_Objective:_ Lines containing the word "title" are the ones to copy from the records below.

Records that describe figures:
○ ○ ○ ○ ○ ○ ○

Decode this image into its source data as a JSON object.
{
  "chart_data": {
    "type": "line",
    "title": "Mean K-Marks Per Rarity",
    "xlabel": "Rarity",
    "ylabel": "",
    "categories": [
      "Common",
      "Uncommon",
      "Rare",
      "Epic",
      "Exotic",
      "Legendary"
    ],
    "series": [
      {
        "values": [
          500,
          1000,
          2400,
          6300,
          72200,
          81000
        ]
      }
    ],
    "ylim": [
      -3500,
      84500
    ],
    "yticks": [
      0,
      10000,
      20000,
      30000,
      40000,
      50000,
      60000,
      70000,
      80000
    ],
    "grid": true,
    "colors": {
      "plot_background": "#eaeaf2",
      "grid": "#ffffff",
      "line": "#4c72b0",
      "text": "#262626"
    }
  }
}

○ ○ ○ ○ ○ ○ ○

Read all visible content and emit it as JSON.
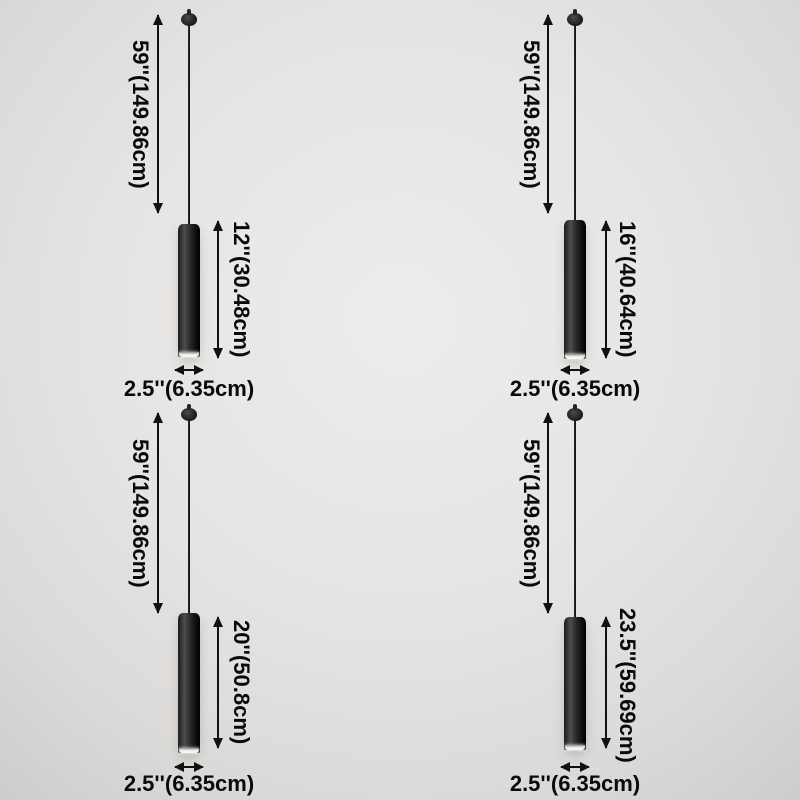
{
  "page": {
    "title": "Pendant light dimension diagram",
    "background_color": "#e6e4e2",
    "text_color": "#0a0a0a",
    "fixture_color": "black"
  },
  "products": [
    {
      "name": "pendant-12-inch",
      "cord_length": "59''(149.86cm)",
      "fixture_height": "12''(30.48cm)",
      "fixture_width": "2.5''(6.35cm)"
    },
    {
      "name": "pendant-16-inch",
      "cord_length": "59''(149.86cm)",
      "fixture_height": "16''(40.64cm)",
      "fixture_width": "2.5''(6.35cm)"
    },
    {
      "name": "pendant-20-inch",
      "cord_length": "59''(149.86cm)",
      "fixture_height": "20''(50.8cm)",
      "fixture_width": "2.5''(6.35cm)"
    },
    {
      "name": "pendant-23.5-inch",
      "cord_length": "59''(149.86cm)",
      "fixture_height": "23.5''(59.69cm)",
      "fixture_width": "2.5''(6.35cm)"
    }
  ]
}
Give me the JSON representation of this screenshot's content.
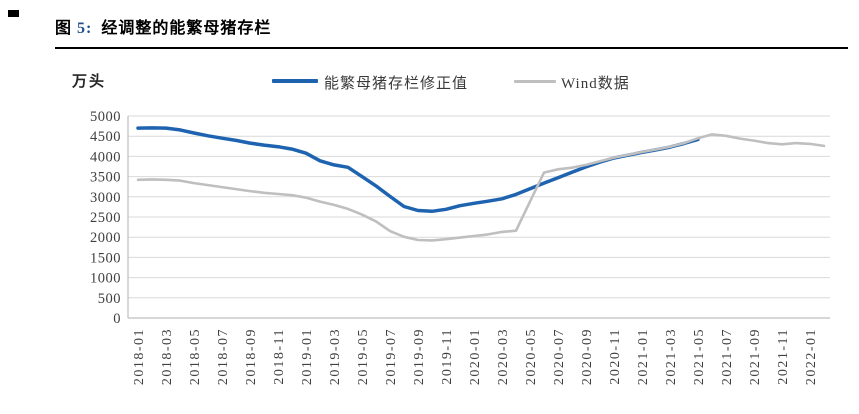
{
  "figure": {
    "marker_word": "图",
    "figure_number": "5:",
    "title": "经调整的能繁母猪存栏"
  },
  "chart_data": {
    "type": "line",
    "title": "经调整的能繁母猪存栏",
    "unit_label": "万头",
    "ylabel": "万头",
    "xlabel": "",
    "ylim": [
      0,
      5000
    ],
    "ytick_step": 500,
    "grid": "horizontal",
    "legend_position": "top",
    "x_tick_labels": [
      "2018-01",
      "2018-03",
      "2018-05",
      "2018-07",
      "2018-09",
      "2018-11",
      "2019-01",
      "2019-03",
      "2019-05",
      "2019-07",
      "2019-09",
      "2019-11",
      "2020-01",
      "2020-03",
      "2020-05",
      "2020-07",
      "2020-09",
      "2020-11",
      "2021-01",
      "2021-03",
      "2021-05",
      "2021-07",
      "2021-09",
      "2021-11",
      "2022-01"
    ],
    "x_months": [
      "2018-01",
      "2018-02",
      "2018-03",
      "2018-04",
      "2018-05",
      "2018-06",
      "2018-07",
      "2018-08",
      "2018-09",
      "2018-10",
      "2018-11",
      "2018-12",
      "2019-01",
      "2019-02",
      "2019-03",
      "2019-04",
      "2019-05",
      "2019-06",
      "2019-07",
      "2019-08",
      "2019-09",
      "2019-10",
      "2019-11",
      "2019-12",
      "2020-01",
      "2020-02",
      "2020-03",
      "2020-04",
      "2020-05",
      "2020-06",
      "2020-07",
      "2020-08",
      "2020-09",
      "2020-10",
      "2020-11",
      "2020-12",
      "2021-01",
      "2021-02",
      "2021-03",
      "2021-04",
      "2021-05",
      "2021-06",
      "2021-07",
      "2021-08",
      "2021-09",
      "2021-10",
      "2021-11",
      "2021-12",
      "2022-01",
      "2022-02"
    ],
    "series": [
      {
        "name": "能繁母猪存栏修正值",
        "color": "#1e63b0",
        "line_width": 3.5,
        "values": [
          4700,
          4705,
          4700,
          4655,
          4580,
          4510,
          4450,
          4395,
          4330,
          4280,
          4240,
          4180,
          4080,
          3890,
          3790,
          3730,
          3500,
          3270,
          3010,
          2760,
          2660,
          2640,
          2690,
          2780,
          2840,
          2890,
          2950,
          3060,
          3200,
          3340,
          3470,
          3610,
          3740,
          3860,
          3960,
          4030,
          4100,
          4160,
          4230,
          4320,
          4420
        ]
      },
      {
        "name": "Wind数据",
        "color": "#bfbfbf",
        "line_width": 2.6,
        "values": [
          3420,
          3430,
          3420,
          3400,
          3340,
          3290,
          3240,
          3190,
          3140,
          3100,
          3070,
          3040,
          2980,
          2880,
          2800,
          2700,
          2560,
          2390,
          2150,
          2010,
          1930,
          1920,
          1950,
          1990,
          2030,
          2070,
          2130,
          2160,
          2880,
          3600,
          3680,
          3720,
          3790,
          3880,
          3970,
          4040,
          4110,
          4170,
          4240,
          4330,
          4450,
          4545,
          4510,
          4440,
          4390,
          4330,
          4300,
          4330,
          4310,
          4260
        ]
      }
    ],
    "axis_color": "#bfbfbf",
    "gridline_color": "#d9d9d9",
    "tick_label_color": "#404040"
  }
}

○ ○ ○ ○ ○ ○ ○

_Exercise response:_
    "title": "Mean K-Marks Per Rarity",
    "title": "Pendant light dimension diagram",
    "title": "经调整的能繁母猪存栏"
    "title": "经调整的能繁母猪存栏",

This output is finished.